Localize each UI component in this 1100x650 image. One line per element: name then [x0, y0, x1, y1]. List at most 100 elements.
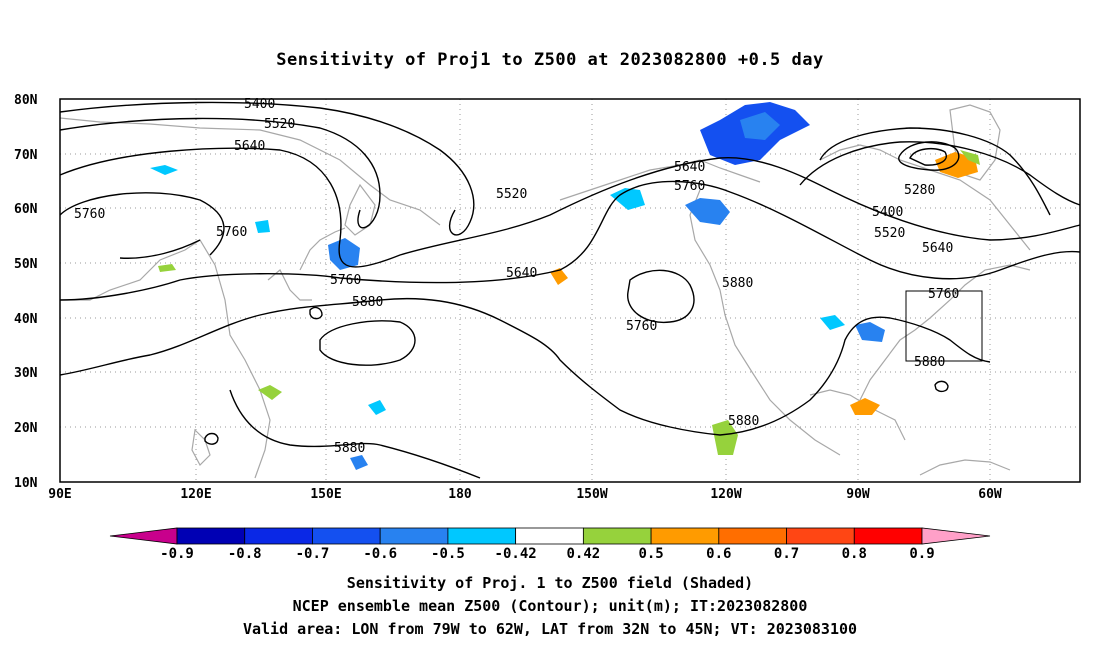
- shade-positive-greenland-green: [960, 150, 980, 165]
- lon-label: 150W: [576, 487, 607, 502]
- contour-label: 5760: [674, 179, 705, 194]
- contour-low-west-pacific: [309, 306, 323, 320]
- contour-label: 5520: [874, 226, 905, 241]
- contour-5760-low: [627, 269, 695, 324]
- colorbar-box: [718, 527, 787, 545]
- shade-negative-east-siberia: [255, 220, 270, 233]
- contour-label: 5640: [922, 241, 953, 256]
- coast-kamchatka: [344, 183, 376, 236]
- shade-negative-pacific-nw: [820, 315, 845, 330]
- coast-north-america-west: [689, 189, 841, 456]
- latitude-labels: 80N 70N 60N 50N 40N 30N 20N 10N: [14, 93, 38, 491]
- shade-negative-west-pacific-2: [350, 455, 368, 470]
- contour-label: 5760: [216, 225, 247, 240]
- lat-label: 80N: [14, 93, 38, 108]
- colorbar-box: [379, 527, 449, 545]
- coast-south-america: [919, 459, 1011, 476]
- valid-area-box: [905, 290, 983, 362]
- lon-label: 120W: [710, 487, 741, 502]
- lat-label: 50N: [14, 257, 38, 272]
- contour-5880-south: [319, 320, 416, 366]
- contour-label: 5400: [872, 205, 903, 220]
- lat-label: 10N: [14, 476, 38, 491]
- lat-label: 40N: [14, 312, 38, 327]
- colorbar-tick-label: -0.6: [363, 546, 397, 562]
- contour-label: 5640: [674, 160, 705, 175]
- colorbar-min-triangle: [109, 527, 178, 545]
- lon-label: 60W: [978, 487, 1002, 502]
- contour-label: 5520: [496, 187, 527, 202]
- contour-label: 5880: [722, 276, 753, 291]
- colorbar-box: [312, 527, 381, 545]
- caption-shading: Sensitivity of Proj. 1 to Z500 field (Sh…: [346, 574, 754, 592]
- contour-label: 5520: [264, 117, 295, 132]
- colorbar-tick-labels: -0.9 -0.8 -0.7 -0.6 -0.5 -0.42 0.42 0.5 0.6 0.7 0.…: [160, 546, 935, 562]
- lon-label: 90E: [48, 487, 71, 502]
- contour-5520: [59, 117, 381, 229]
- lat-label: 20N: [14, 421, 38, 436]
- lon-label: 120E: [180, 487, 211, 502]
- colorbar-max-triangle: [921, 527, 991, 545]
- contour-5640: [59, 147, 1081, 268]
- colorbar: -0.9 -0.8 -0.7 -0.6 -0.5 -0.42 0.42 0.5 0.6 0.7 0.…: [109, 527, 991, 562]
- contour-atlantic-low: [934, 380, 949, 393]
- colorbar-tick-label: 0.5: [638, 546, 663, 562]
- colorbar-boxes: [176, 527, 923, 545]
- contour-label: 5880: [728, 414, 759, 429]
- lon-label: 180: [448, 487, 472, 502]
- contour-labels: 5400 5520 5640 5760 5760 5520 5640 5760 …: [74, 97, 959, 456]
- contour-5760-north: [59, 192, 225, 259]
- contour-5880: [59, 297, 991, 436]
- contour-typhoon: [204, 432, 219, 445]
- contour-5400: [59, 101, 475, 236]
- colorbar-box: [853, 527, 923, 545]
- contour-5760-main: [59, 180, 1081, 301]
- contour-label: 5760: [330, 273, 361, 288]
- colorbar-box: [244, 527, 313, 545]
- shade-positive-pacific: [550, 268, 568, 285]
- shade-negative-bering: [610, 188, 645, 210]
- sensitivity-shading: [150, 102, 980, 470]
- coast-north-america-east: [859, 264, 1031, 401]
- colorbar-box: [515, 527, 584, 545]
- colorbar-tick-label: 0.8: [842, 546, 867, 562]
- map-frame: [59, 98, 1081, 483]
- contour-label: 5640: [234, 139, 265, 154]
- lon-label: 90W: [846, 487, 870, 502]
- shade-negative-alaska: [685, 198, 730, 225]
- coastlines: [59, 104, 1031, 479]
- contour-5880-west: [229, 389, 481, 479]
- colorbar-tick-label: 0.9: [909, 546, 934, 562]
- lat-label: 60N: [14, 202, 38, 217]
- colorbar-box: [582, 527, 652, 545]
- colorbar-tick-label: 0.6: [706, 546, 731, 562]
- contour-lines: [59, 101, 1081, 479]
- longitude-labels: 90E 120E 150E 180 150W 120W 90W 60W: [48, 487, 1002, 502]
- map-title: Sensitivity of Proj1 to Z500 at 20230828…: [276, 50, 824, 70]
- lon-label: 150E: [310, 487, 341, 502]
- contour-5520-east: [799, 141, 1081, 206]
- colorbar-tick-label: -0.9: [160, 546, 194, 562]
- colorbar-box: [786, 527, 855, 545]
- shade-positive-mexico: [712, 420, 738, 455]
- coast-canada-arctic: [819, 144, 1031, 251]
- colorbar-tick-label: -0.8: [228, 546, 262, 562]
- colorbar-tick-label: -0.5: [431, 546, 465, 562]
- lat-label: 70N: [14, 148, 38, 163]
- shade-negative-kamchatka: [328, 238, 360, 270]
- shade-negative-north-pacific-core: [740, 112, 780, 140]
- coast-philippines: [191, 428, 211, 466]
- colorbar-box: [447, 527, 517, 545]
- caption-valid-area: Valid area: LON from 79W to 62W, LAT fro…: [242, 620, 858, 638]
- colorbar-tick-label: 0.7: [774, 546, 799, 562]
- contour-5400-east: [819, 127, 1051, 216]
- colorbar-tick-label: 0.42: [567, 546, 601, 562]
- contour-label: 5400: [244, 97, 275, 112]
- contour-greenland-low: [909, 147, 947, 166]
- contour-label: 5880: [914, 355, 945, 370]
- contour-label: 5280: [904, 183, 935, 198]
- contour-label: 5760: [626, 319, 657, 334]
- shade-positive-china: [258, 385, 282, 400]
- coast-east-asia: [60, 239, 271, 479]
- shade-positive-asia: [158, 264, 176, 272]
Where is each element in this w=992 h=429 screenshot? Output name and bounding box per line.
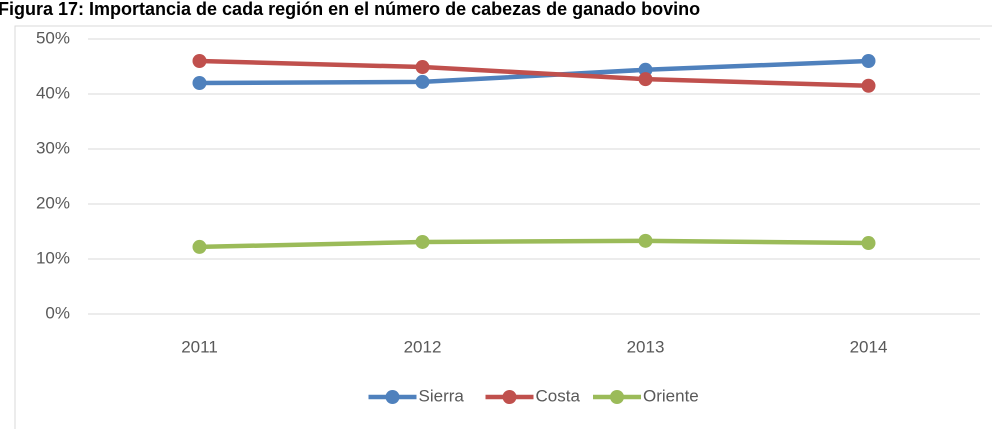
data-point — [415, 74, 430, 89]
data-point — [638, 233, 653, 248]
chart-title: Figura 17: Importancia de cada región en… — [0, 0, 700, 19]
series-line — [199, 58, 869, 86]
legend-label: Sierra — [419, 386, 465, 405]
y-tick-label: 40% — [36, 83, 70, 102]
x-tick-label: 2011 — [181, 337, 218, 356]
y-tick-label: 0% — [45, 303, 70, 322]
y-tick-label: 20% — [36, 193, 70, 212]
y-tick-label: 30% — [36, 138, 70, 157]
data-point — [192, 76, 207, 90]
y-tick-label: 50% — [36, 28, 70, 47]
x-tick-label: 2012 — [404, 337, 442, 356]
legend-marker — [385, 390, 400, 404]
series-line — [199, 238, 869, 250]
series-line — [199, 58, 869, 88]
legend-label: Oriente — [643, 386, 699, 405]
data-point — [415, 60, 430, 75]
data-point — [861, 78, 876, 93]
data-point — [861, 236, 876, 251]
data-point — [861, 54, 876, 68]
data-point — [192, 239, 207, 254]
y-tick-label: 10% — [36, 248, 70, 267]
data-point — [638, 72, 653, 87]
x-tick-label: 2014 — [850, 337, 888, 356]
legend-marker — [502, 390, 517, 404]
data-point — [192, 54, 207, 68]
chart-frame — [14, 25, 992, 429]
legend-label: Costa — [536, 386, 581, 405]
x-tick-label: 2013 — [627, 337, 665, 356]
legend-marker — [610, 390, 624, 404]
data-point — [415, 234, 430, 249]
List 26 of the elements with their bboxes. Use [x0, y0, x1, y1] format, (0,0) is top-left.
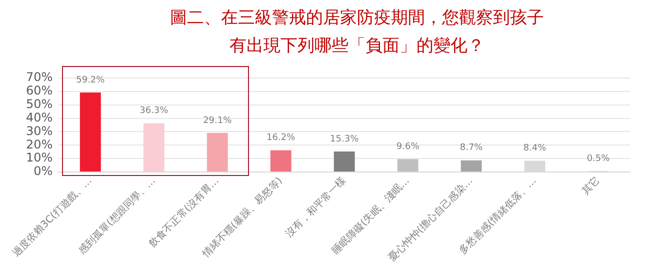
- y-tick-label: 70%: [26, 70, 53, 84]
- chart-title: 圖二、在三級警戒的居家防疫期間，您觀察到孩子有出現下列哪些「負面」的變化？: [169, 7, 545, 58]
- bar: [80, 92, 101, 172]
- bar: [270, 150, 292, 172]
- data-label: 36.3%: [140, 106, 169, 116]
- data-label: 9.6%: [396, 142, 420, 152]
- y-tick-label: 20%: [26, 137, 53, 152]
- data-label: 59.2%: [76, 75, 106, 86]
- bar: [397, 159, 418, 172]
- y-tick-label: 40%: [26, 110, 53, 124]
- y-tick-label: 10%: [26, 150, 53, 165]
- data-label: 8.4%: [523, 144, 547, 154]
- data-label: 16.2%: [266, 133, 296, 144]
- bar: [460, 160, 482, 172]
- data-label: 8.7%: [460, 143, 484, 154]
- y-tick-label: 30%: [26, 124, 53, 138]
- bar: [143, 123, 164, 172]
- data-label: 0.5%: [586, 154, 610, 164]
- data-label: 15.3%: [330, 134, 360, 144]
- y-tick-label: 0%: [34, 164, 53, 178]
- y-tick-label: 60%: [26, 84, 53, 98]
- x-tick-label: 其它: [580, 174, 602, 198]
- bar: [334, 151, 355, 172]
- y-tick-label: 50%: [26, 96, 53, 111]
- data-label: 29.1%: [203, 116, 232, 126]
- bar: [206, 132, 228, 172]
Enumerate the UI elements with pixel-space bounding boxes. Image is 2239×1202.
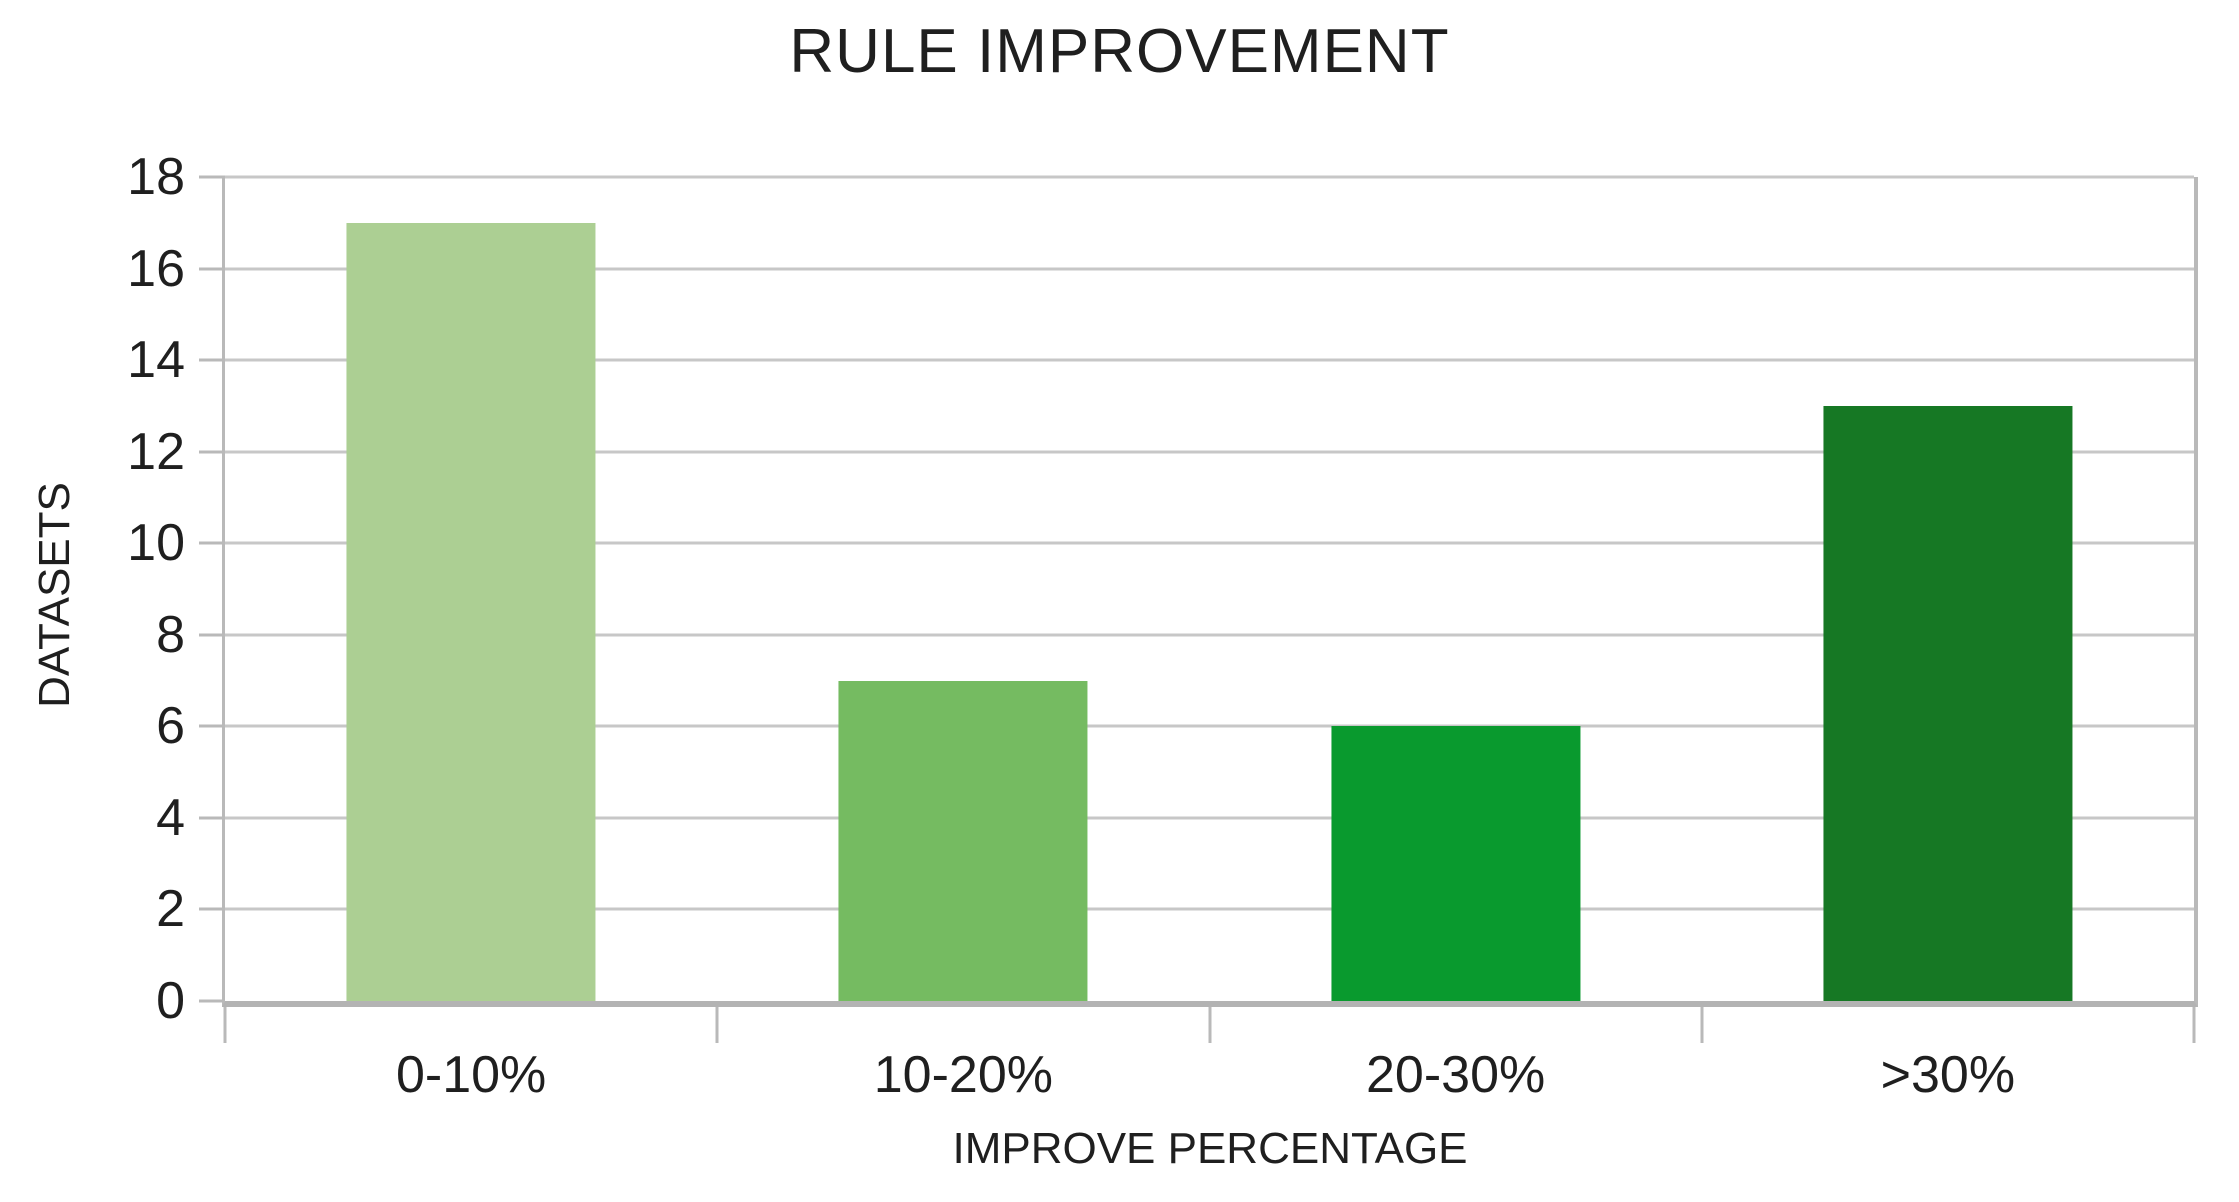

====

Reproduce verbatim the lines of the material beginning with the line containing "- y-tick-label: 70%: [26, 70, 53, 84]" and continuing through the line containing "- data-label: 9.6%: [396, 142, 420, 152]", including both of those lines.

- y-tick-label: 70%: [26, 70, 53, 84]
- chart-title: 圖二、在三級警戒的居家防疫期間，您觀察到孩子有出現下列哪些「負面」的變化？: [169, 7, 545, 58]
- bar: [80, 92, 101, 172]
- bar: [270, 150, 292, 172]
- data-label: 36.3%: [140, 106, 169, 116]
- data-label: 9.6%: [396, 142, 420, 152]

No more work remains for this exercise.